§ GIVEN INSTRUCTION 1
Decide whether each statement agrees with the article on Tesla and Nio stock performance. (a) Nio began trading as a public company in the U.S. in September 2018. (b) Nio hit a fresh year-to-date low of $31.22 on March 13. (c) Since the start of June, Tesla shares have risen 3.5%. Answer yes or no for each and quote the deciding words from the article.
§ GIVEN INSTRUCTION 2
Please write what follows the last sentence of the article on Tesla and Nio stock performance.

§ TEXT PROVIDED
Shares of Tesla, Inc. (NASDAQ: (TSLA)) and its Chinese rival NIO Inc. (NYSE: NIO) have recently begun to diverge in stock performance in a possible reflection of weakening sentiment toward the U.S. company.
How Tesla, Nio Are Historically Correlated: Looking back into history since Nio began trading as a public company in the U.S. in September 2018, shares of Nio and Tesla have mostly traded in the same direction, except in stray periods.
Once such divergence occurred in late 2019, when Nio was struggling to stay afloat as a “going concern” due to the liquidity crunch it was facing.
The stocks converged after Nio began to sort out its liquidity crunch by arranging debt financing.
Tesla peaked a little later, with the shares hitting a split-adjusted high of $900.40 on Jan. 25.
Both stocks cooled off subsequently, with the marketwide tech sell-off in March taking them down further.
Nio, however, violated the early March low of $35.21 and dropped to a fresh year-to-low of $31.22 on May 13.
Related Link: Why Wells Fargo Says Tesla‘s Present Is Perfect, Future Tense
Nio Gains As Tesla Falls: Tesla‘s stock trajectory has taken a turn for the worse since the start of June, even as Nio is moving higher. Since the start of June, Tesla shares are down 3.5%, while Nio has moved up about 13% in the same timeframe.
Is the divergence a reflection of concerning fundamentals at Tesla? The company is under pressure in its key Chinese market. A combination of factors, including negative press over safety issues with its cars and increasing Chinese government scrutiny over sensitive data being collected by on-board cameras, have impacted Tesla.

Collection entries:

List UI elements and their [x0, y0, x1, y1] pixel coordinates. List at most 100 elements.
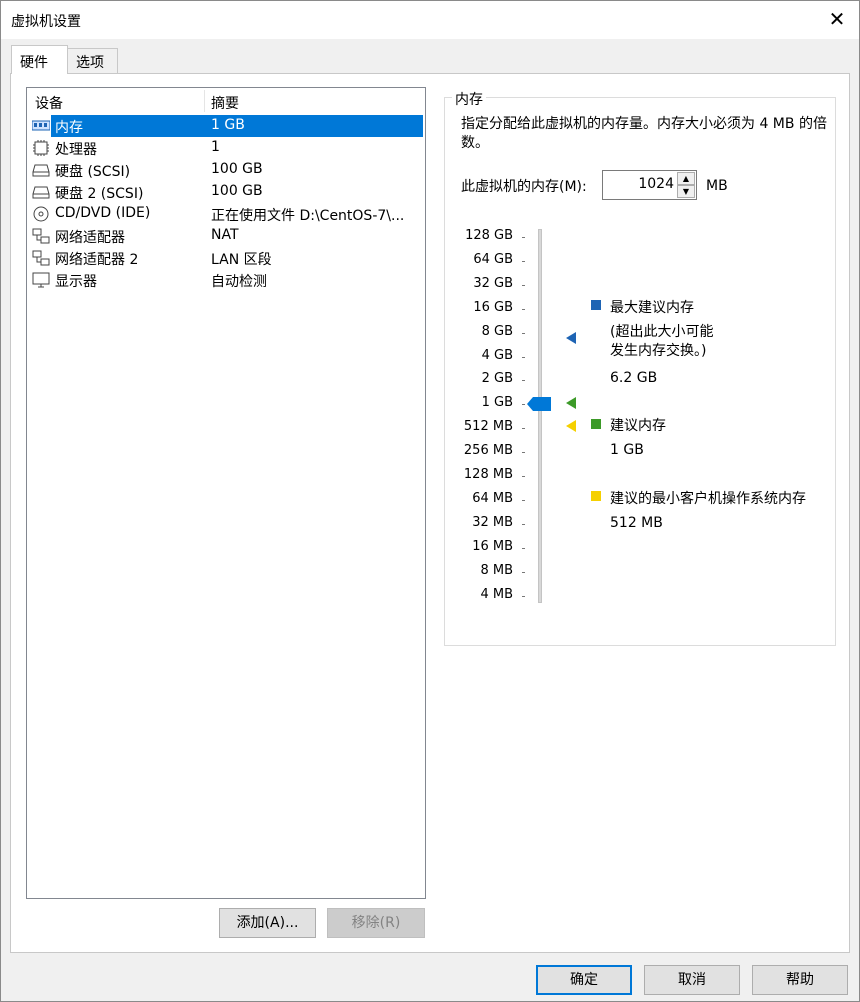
scale-label: 64 GB: [473, 251, 513, 267]
scale-label: 2 GB: [481, 371, 513, 387]
max-legend-label: 最大建议内存: [610, 300, 694, 316]
network-adapter-icon: [32, 228, 50, 244]
scale-tick: [522, 571, 525, 573]
column-summary[interactable]: 摘要: [211, 93, 239, 113]
add-device-button[interactable]: 添加(A)...: [219, 908, 316, 938]
scale-tick: [522, 404, 525, 406]
cd-dvd-icon: [33, 206, 49, 222]
memory-spinbox[interactable]: 1024 ▲ ▼: [602, 170, 697, 200]
column-separator: [204, 90, 205, 112]
device-name: 网络适配器 2: [55, 252, 139, 268]
memory-description: 指定分配给此虚拟机的内存量。内存大小必须为 4 MB 的倍数。: [461, 116, 827, 151]
memory-slider-track[interactable]: [538, 229, 542, 603]
tab-hardware-label: 硬件: [20, 55, 48, 71]
memory-slider-thumb[interactable]: [527, 397, 551, 412]
device-row-memory[interactable]: 内存 1 GB: [27, 115, 425, 137]
device-summary: 1: [211, 139, 220, 155]
device-list[interactable]: 设备 摘要 内存 1 GB 处理器 1 硬盘 (SCSI) 100 GB 硬盘 …: [26, 87, 426, 899]
device-summary: LAN 区段: [211, 252, 272, 268]
scale-tick: [522, 260, 525, 262]
scale-label: 32 MB: [472, 514, 513, 530]
scale-tick: [522, 452, 525, 454]
scale-label: 64 MB: [472, 490, 513, 506]
scale-tick: [522, 380, 525, 382]
scale-tick: [522, 428, 525, 430]
scale-tick: [522, 547, 525, 549]
device-row-network-adapter[interactable]: 网络适配器 NAT: [27, 225, 425, 247]
help-button[interactable]: 帮助: [752, 965, 848, 995]
device-row-processor[interactable]: 处理器 1: [27, 137, 425, 159]
scale-tick: [522, 499, 525, 501]
hard-disk-icon: [32, 186, 50, 199]
scale-label: 128 GB: [465, 228, 513, 243]
device-row-cd-dvd[interactable]: CD/DVD (IDE) 正在使用文件 D:\CentOS-7\...: [27, 203, 425, 225]
device-name: 网络适配器: [55, 230, 125, 246]
max-recommended-marker: [566, 332, 576, 344]
device-list-header: 设备 摘要: [27, 88, 425, 114]
memory-group-title: 内存: [452, 89, 486, 109]
scale-tick: [522, 332, 525, 334]
scale-label: 4 MB: [480, 586, 513, 602]
scale-tick: [522, 476, 525, 477]
column-device[interactable]: 设备: [35, 93, 63, 113]
scale-label: 256 MB: [463, 443, 513, 459]
scale-label: 16 GB: [473, 299, 513, 315]
tab-options-label: 选项: [76, 55, 104, 71]
network-adapter-icon: [32, 250, 50, 266]
recommended-legend-label: 建议内存: [610, 418, 666, 434]
min-legend-label: 建议的最小客户机操作系统内存: [610, 491, 806, 507]
spin-down-icon[interactable]: ▼: [677, 185, 695, 198]
min-recommended-marker: [566, 420, 576, 432]
cancel-button[interactable]: 取消: [644, 965, 740, 995]
display-icon: [32, 272, 50, 288]
scale-tick: [522, 595, 525, 597]
scale-tick: [522, 284, 525, 286]
device-summary: 100 GB: [211, 183, 263, 199]
scale-label: 512 MB: [463, 419, 513, 435]
scale-label: 8 MB: [480, 562, 513, 578]
device-name: 内存: [55, 120, 83, 136]
device-name: CD/DVD (IDE): [55, 205, 151, 221]
device-row-hard-disk[interactable]: 硬盘 (SCSI) 100 GB: [27, 159, 425, 181]
scale-tick: [522, 523, 525, 525]
device-name: 显示器: [55, 274, 97, 290]
scale-label: 32 GB: [473, 275, 513, 291]
memory-unit: MB: [706, 178, 728, 194]
memory-icon: [32, 120, 50, 131]
min-legend-square: [591, 491, 601, 501]
max-legend-square: [591, 300, 601, 310]
device-name: 处理器: [55, 142, 97, 158]
device-summary: 正在使用文件 D:\CentOS-7\...: [211, 208, 405, 224]
spin-up-icon[interactable]: ▲: [677, 172, 695, 185]
title-bar: 虚拟机设置 ✕: [1, 1, 859, 39]
window-title: 虚拟机设置: [11, 14, 81, 30]
scale-label: 128 MB: [463, 467, 513, 482]
device-summary: 1 GB: [211, 117, 245, 133]
recommended-marker: [566, 397, 576, 409]
scale-label: 4 GB: [481, 347, 513, 363]
min-legend-value: 512 MB: [610, 515, 663, 531]
hard-disk-icon: [32, 164, 50, 177]
close-icon[interactable]: ✕: [825, 7, 849, 31]
ok-button[interactable]: 确定: [536, 965, 632, 995]
tab-options[interactable]: 选项: [67, 48, 118, 73]
recommended-legend-square: [591, 419, 601, 429]
device-name: 硬盘 (SCSI): [55, 164, 131, 180]
device-summary: 100 GB: [211, 161, 263, 177]
device-name: 硬盘 2 (SCSI): [55, 186, 144, 202]
scale-tick: [522, 308, 525, 310]
device-summary: 自动检测: [211, 274, 267, 290]
scale-label: 1 GB: [481, 395, 513, 411]
memory-value[interactable]: 1024: [638, 176, 674, 192]
tab-hardware[interactable]: 硬件: [11, 45, 68, 74]
max-legend-note: (超出此大小可能 发生内存交换。): [610, 324, 714, 359]
device-row-display[interactable]: 显示器 自动检测: [27, 269, 425, 291]
device-row-hard-disk-2[interactable]: 硬盘 2 (SCSI) 100 GB: [27, 181, 425, 203]
device-row-network-adapter-2[interactable]: 网络适配器 2 LAN 区段: [27, 247, 425, 269]
scale-label: 16 MB: [472, 538, 513, 554]
recommended-legend-value: 1 GB: [610, 442, 644, 458]
remove-device-button[interactable]: 移除(R): [327, 908, 425, 938]
scale-label: 8 GB: [481, 323, 513, 339]
max-legend-value: 6.2 GB: [610, 370, 658, 386]
processor-icon: [33, 140, 49, 156]
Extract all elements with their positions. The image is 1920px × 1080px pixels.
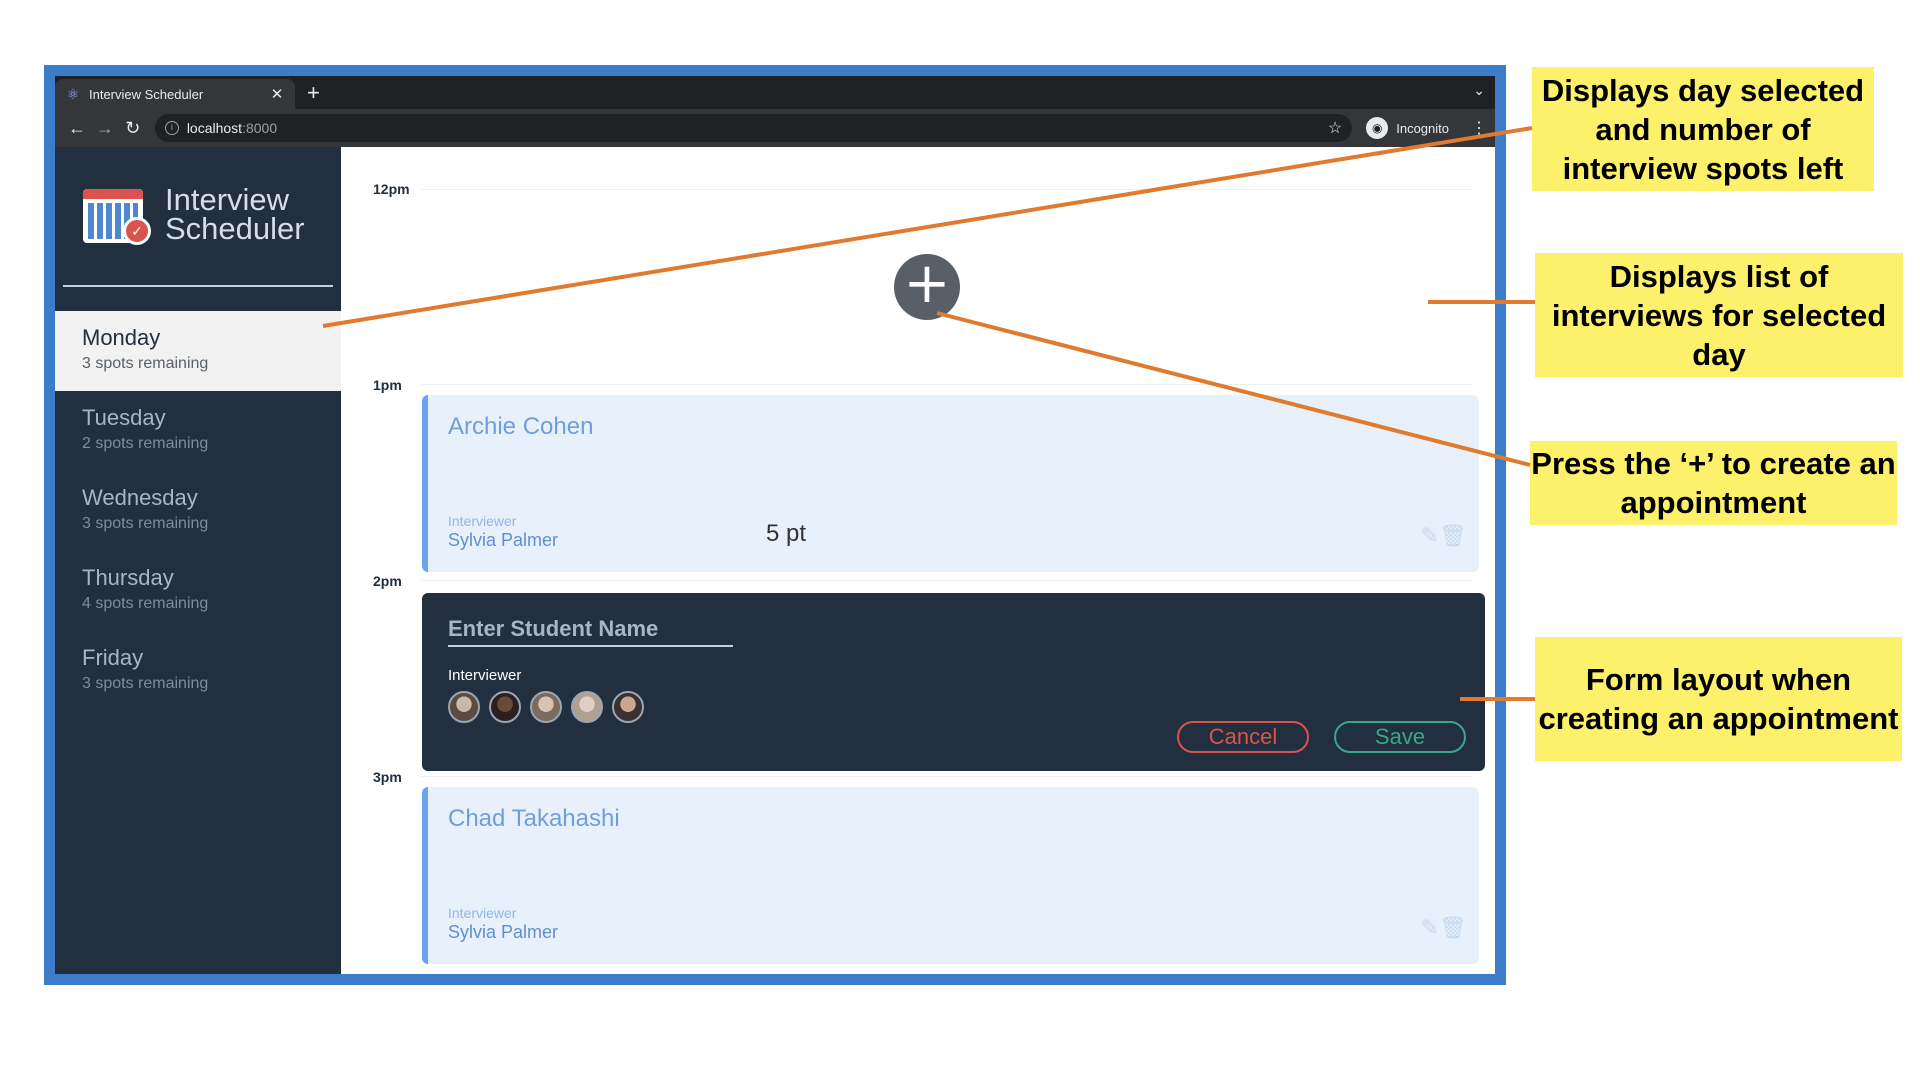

§ FINAL ANSWER 1
(a) Yes: "since Nio began trading as a public company in the U.S. in September 2018"
(b) No: "dropped to a fresh year-to-low of $31.22 on May 13"
(c) No: "Since the start of June, Tesla shares are down 3.5%"

§ FINAL ANSWER 2
After weak sales in April, Tesla‘s sales rebounded in May.
Tesla‘s Complex Business: Notwithstanding the recovery, the company is facing competitive pressure as it contends with homegrown EV rivals in China.
Globally, Tesla‘s EV market share dipped from 29% in March to 11% in April, a CNBC report said, citing Credit Suisse analysts.
Tesla, although making a profit, is often criticized for relying on non-core items such as EV credits and Bitcoin trading. Vehicle margins are under pressure amid competition from new entrants and traditional automakers.
Expressing concerns over Tesla‘s medium-term picture, Wells Fargo Securities analyst Colin Langan outlined tapering demand for Model 3/Y vehicles, higher EV battery raw material costs and U.S. regulatory risk as the company’s biggest risks in a note.
Nio, which has had its share of trouble with chip shortages, is holding up amid management’s service and product focus. The company has laid the groundwork for international markets with its expansion into Norway. Its battery-swapping model is a hit with users.
To make its premium-priced models affordable to users, the company has come up with innovative service offerings such as battery-as-a-service and driver-assistance-as-a-service.
The Final Word: Tesla‘s trajectory in the near- to medium-term will largely depend upon how effectively it can keep rivals at bay and continue to outsell them, and seek margin improvement.
Photo courtesy of Tesla.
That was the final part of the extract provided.